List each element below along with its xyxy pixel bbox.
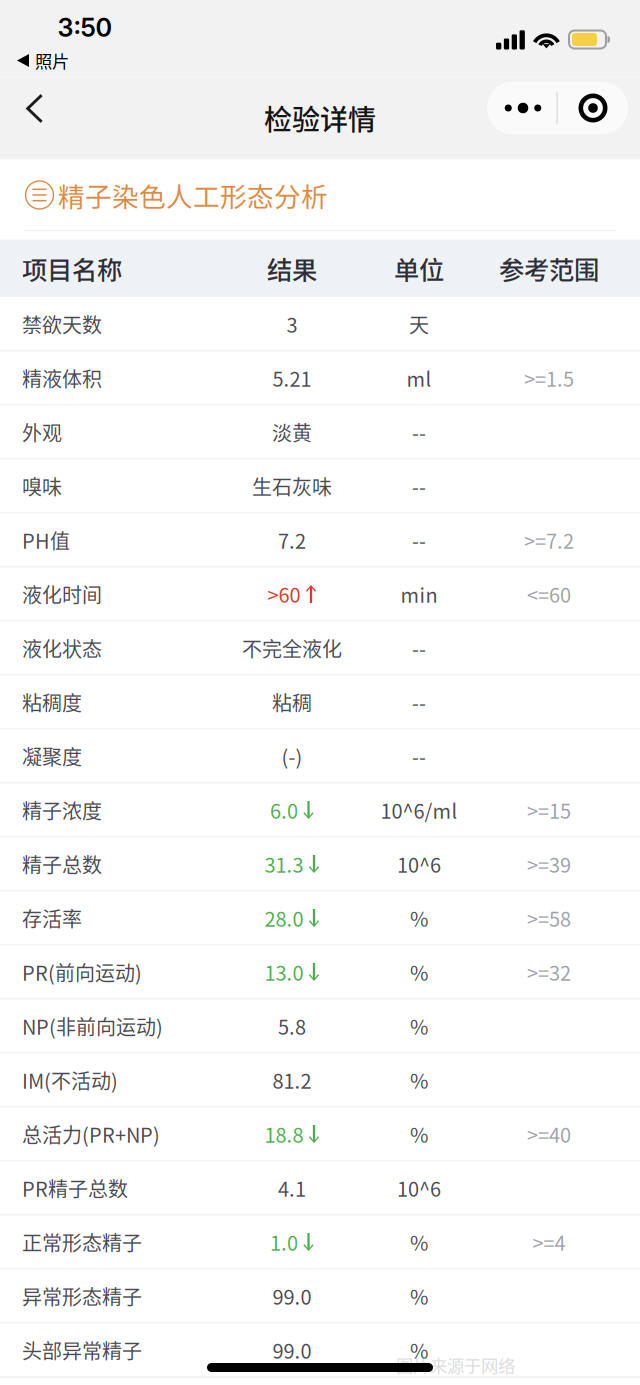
staticText: 10^6/ml bbox=[380, 796, 458, 824]
staticText: >=39 bbox=[527, 850, 571, 878]
staticText: 28.0 bbox=[264, 904, 304, 932]
staticText: ml bbox=[406, 364, 432, 392]
staticText: -- bbox=[412, 742, 426, 770]
staticText: 31.3 bbox=[264, 850, 304, 878]
staticText: 7.2 bbox=[278, 526, 306, 554]
staticText: 5.21 bbox=[272, 364, 312, 392]
staticText: NP(非前向运动) bbox=[22, 1012, 163, 1040]
staticText: 3:50 bbox=[58, 12, 112, 43]
staticText: 参考范围 bbox=[499, 250, 599, 287]
staticText: PR(前向运动) bbox=[22, 958, 142, 986]
staticText: >=40 bbox=[527, 1120, 571, 1148]
staticText: 外观 bbox=[22, 418, 62, 446]
staticText: IM(不活动) bbox=[22, 1066, 118, 1094]
staticText: 天 bbox=[409, 310, 429, 338]
staticText: 10^6 bbox=[397, 1174, 441, 1202]
staticText: -- bbox=[412, 634, 426, 662]
staticText: -- bbox=[412, 688, 426, 716]
staticText: 照片 bbox=[35, 48, 69, 73]
staticText: -- bbox=[412, 418, 426, 446]
staticText: 异常形态精子 bbox=[22, 1282, 142, 1310]
button[interactable]: Menu and close mini program bbox=[487, 82, 628, 134]
staticText: >=7.2 bbox=[524, 526, 574, 554]
staticText: 嗅味 bbox=[22, 472, 62, 500]
staticText: 禁欲天数 bbox=[22, 310, 102, 338]
staticText: PH值 bbox=[22, 526, 70, 554]
staticText: % bbox=[410, 1336, 428, 1364]
staticText: >=4 bbox=[532, 1228, 566, 1256]
staticText: 液化状态 bbox=[22, 634, 102, 662]
staticText: 不完全液化 bbox=[242, 634, 342, 662]
staticText: 13.0 bbox=[264, 958, 304, 986]
staticText: 正常形态精子 bbox=[22, 1228, 142, 1256]
staticText: 液化时间 bbox=[22, 580, 102, 608]
staticText: PR精子总数 bbox=[22, 1174, 128, 1202]
staticText: 淡黄 bbox=[272, 418, 312, 446]
staticText: 单位 bbox=[394, 250, 444, 287]
staticText: 精子总数 bbox=[22, 850, 102, 878]
staticText: 粘稠 bbox=[272, 688, 312, 716]
staticText: (-) bbox=[282, 742, 302, 770]
staticText: % bbox=[410, 904, 428, 932]
staticText: 1.0 bbox=[270, 1228, 298, 1256]
staticText: <=60 bbox=[527, 580, 571, 608]
staticText: 总活力(PR+NP) bbox=[22, 1120, 160, 1148]
staticText: 项目名称 bbox=[22, 250, 122, 287]
staticText: % bbox=[410, 1120, 428, 1148]
staticText: 精子浓度 bbox=[22, 796, 102, 824]
staticText: % bbox=[410, 958, 428, 986]
staticText: min bbox=[400, 580, 438, 608]
staticText: >=32 bbox=[527, 958, 571, 986]
staticText: -- bbox=[412, 526, 426, 554]
button[interactable]: 照片 bbox=[16, 48, 136, 74]
staticText: 18.8 bbox=[264, 1120, 304, 1148]
button[interactable]: Back bbox=[3, 78, 65, 138]
staticText: -- bbox=[412, 472, 426, 500]
staticText: % bbox=[410, 1282, 428, 1310]
staticText: 凝聚度 bbox=[22, 742, 82, 770]
staticText: 存活率 bbox=[22, 904, 82, 932]
staticText: % bbox=[410, 1066, 428, 1094]
staticText: >60 bbox=[268, 580, 300, 608]
staticText: 6.0 bbox=[270, 796, 298, 824]
staticText: 5.8 bbox=[278, 1012, 306, 1040]
staticText: >=1.5 bbox=[524, 364, 574, 392]
staticText: 4.1 bbox=[278, 1174, 306, 1202]
staticText: >=15 bbox=[527, 796, 571, 824]
staticText: % bbox=[410, 1228, 428, 1256]
staticText: 99.0 bbox=[272, 1336, 312, 1364]
staticText: 精子染色人工形态分析 bbox=[58, 176, 328, 214]
staticText: 精液体积 bbox=[22, 364, 102, 392]
staticText: 结果 bbox=[267, 250, 317, 287]
staticText: 生石灰味 bbox=[252, 472, 332, 500]
staticText: 图片来源于网络 bbox=[396, 1352, 515, 1378]
staticText: 10^6 bbox=[397, 850, 441, 878]
staticText: >=58 bbox=[527, 904, 571, 932]
staticText: 粘稠度 bbox=[22, 688, 82, 716]
staticText: 99.0 bbox=[272, 1282, 312, 1310]
staticText: % bbox=[410, 1012, 428, 1040]
staticText: 3 bbox=[286, 310, 298, 338]
staticText: 检验详情 bbox=[264, 98, 376, 138]
staticText: 81.2 bbox=[272, 1066, 312, 1094]
staticText: 头部异常精子 bbox=[22, 1336, 142, 1364]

☆ ☆ ☆ ☆

GOAL:
Reproduce every line of the entry above verbatim, omitting the picture.

FINAL RESULT:
List each element below along with its xyxy pixel bbox.
staticText: 10^6/ml bbox=[380, 796, 458, 824]
staticText: >=39 bbox=[527, 850, 571, 878]
staticText: 28.0 bbox=[264, 904, 304, 932]
staticText: ml bbox=[406, 364, 432, 392]
staticText: -- bbox=[412, 742, 426, 770]
staticText: 31.3 bbox=[264, 850, 304, 878]
staticText: 7.2 bbox=[278, 526, 306, 554]
staticText: 5.21 bbox=[272, 364, 312, 392]
staticText: NP(非前向运动) bbox=[22, 1012, 163, 1040]
staticText: 3:50 bbox=[58, 12, 112, 43]
staticText: 参考范围 bbox=[499, 250, 599, 287]
staticText: PR(前向运动) bbox=[22, 958, 142, 986]
staticText: >=40 bbox=[527, 1120, 571, 1148]
staticText: 外观 bbox=[22, 418, 62, 446]
staticText: IM(不活动) bbox=[22, 1066, 118, 1094]
staticText: 天 bbox=[409, 310, 429, 338]
staticText: 10^6 bbox=[397, 1174, 441, 1202]
staticText: -- bbox=[412, 634, 426, 662]
staticText: -- bbox=[412, 688, 426, 716]
staticText: 照片 bbox=[35, 48, 69, 73]
staticText: -- bbox=[412, 418, 426, 446]
staticText: 异常形态精子 bbox=[22, 1282, 142, 1310]
button[interactable]: Menu and close mini program bbox=[487, 82, 628, 134]
staticText: >=7.2 bbox=[524, 526, 574, 554]
staticText: 嗅味 bbox=[22, 472, 62, 500]
staticText: 禁欲天数 bbox=[22, 310, 102, 338]
staticText: PH值 bbox=[22, 526, 70, 554]
staticText: % bbox=[410, 1336, 428, 1364]
staticText: >=4 bbox=[532, 1228, 566, 1256]
staticText: 液化状态 bbox=[22, 634, 102, 662]
staticText: 不完全液化 bbox=[242, 634, 342, 662]
staticText: 13.0 bbox=[264, 958, 304, 986]
staticText: 正常形态精子 bbox=[22, 1228, 142, 1256]
staticText: 液化时间 bbox=[22, 580, 102, 608]
staticText: PR精子总数 bbox=[22, 1174, 128, 1202]
staticText: 淡黄 bbox=[272, 418, 312, 446]
staticText: 单位 bbox=[394, 250, 444, 287]
staticText: 精子总数 bbox=[22, 850, 102, 878]
staticText: 粘稠 bbox=[272, 688, 312, 716]
staticText: (-) bbox=[282, 742, 302, 770]
staticText: % bbox=[410, 904, 428, 932]
staticText: 1.0 bbox=[270, 1228, 298, 1256]
staticText: <=60 bbox=[527, 580, 571, 608]
staticText: 总活力(PR+NP) bbox=[22, 1120, 160, 1148]
staticText: 项目名称 bbox=[22, 250, 122, 287]
staticText: % bbox=[410, 1120, 428, 1148]
staticText: 精子浓度 bbox=[22, 796, 102, 824]
staticText: % bbox=[410, 958, 428, 986]
staticText: min bbox=[400, 580, 438, 608]
staticText: >=32 bbox=[527, 958, 571, 986]
staticText: -- bbox=[412, 526, 426, 554]
button[interactable]: 照片 bbox=[16, 48, 136, 74]
staticText: 18.8 bbox=[264, 1120, 304, 1148]
button[interactable]: Back bbox=[3, 78, 65, 138]
staticText: -- bbox=[412, 472, 426, 500]
staticText: % bbox=[410, 1282, 428, 1310]
staticText: 凝聚度 bbox=[22, 742, 82, 770]
staticText: 存活率 bbox=[22, 904, 82, 932]
staticText: % bbox=[410, 1066, 428, 1094]
staticText: >60 bbox=[268, 580, 300, 608]
staticText: 6.0 bbox=[270, 796, 298, 824]
staticText: 5.8 bbox=[278, 1012, 306, 1040]
staticText: >=1.5 bbox=[524, 364, 574, 392]
staticText: 4.1 bbox=[278, 1174, 306, 1202]
staticText: >=15 bbox=[527, 796, 571, 824]
staticText: % bbox=[410, 1228, 428, 1256]
staticText: 99.0 bbox=[272, 1336, 312, 1364]
staticText: 精子染色人工形态分析 bbox=[58, 176, 328, 214]
staticText: 精液体积 bbox=[22, 364, 102, 392]
staticText: 结果 bbox=[267, 250, 317, 287]
staticText: 生石灰味 bbox=[252, 472, 332, 500]
staticText: 图片来源于网络 bbox=[396, 1352, 515, 1378]
staticText: 10^6 bbox=[397, 850, 441, 878]
staticText: >=58 bbox=[527, 904, 571, 932]
staticText: 粘稠度 bbox=[22, 688, 82, 716]
staticText: 99.0 bbox=[272, 1282, 312, 1310]
staticText: % bbox=[410, 1012, 428, 1040]
staticText: 3 bbox=[286, 310, 298, 338]
staticText: 检验详情 bbox=[264, 98, 376, 138]
staticText: 81.2 bbox=[272, 1066, 312, 1094]
staticText: 头部异常精子 bbox=[22, 1336, 142, 1364]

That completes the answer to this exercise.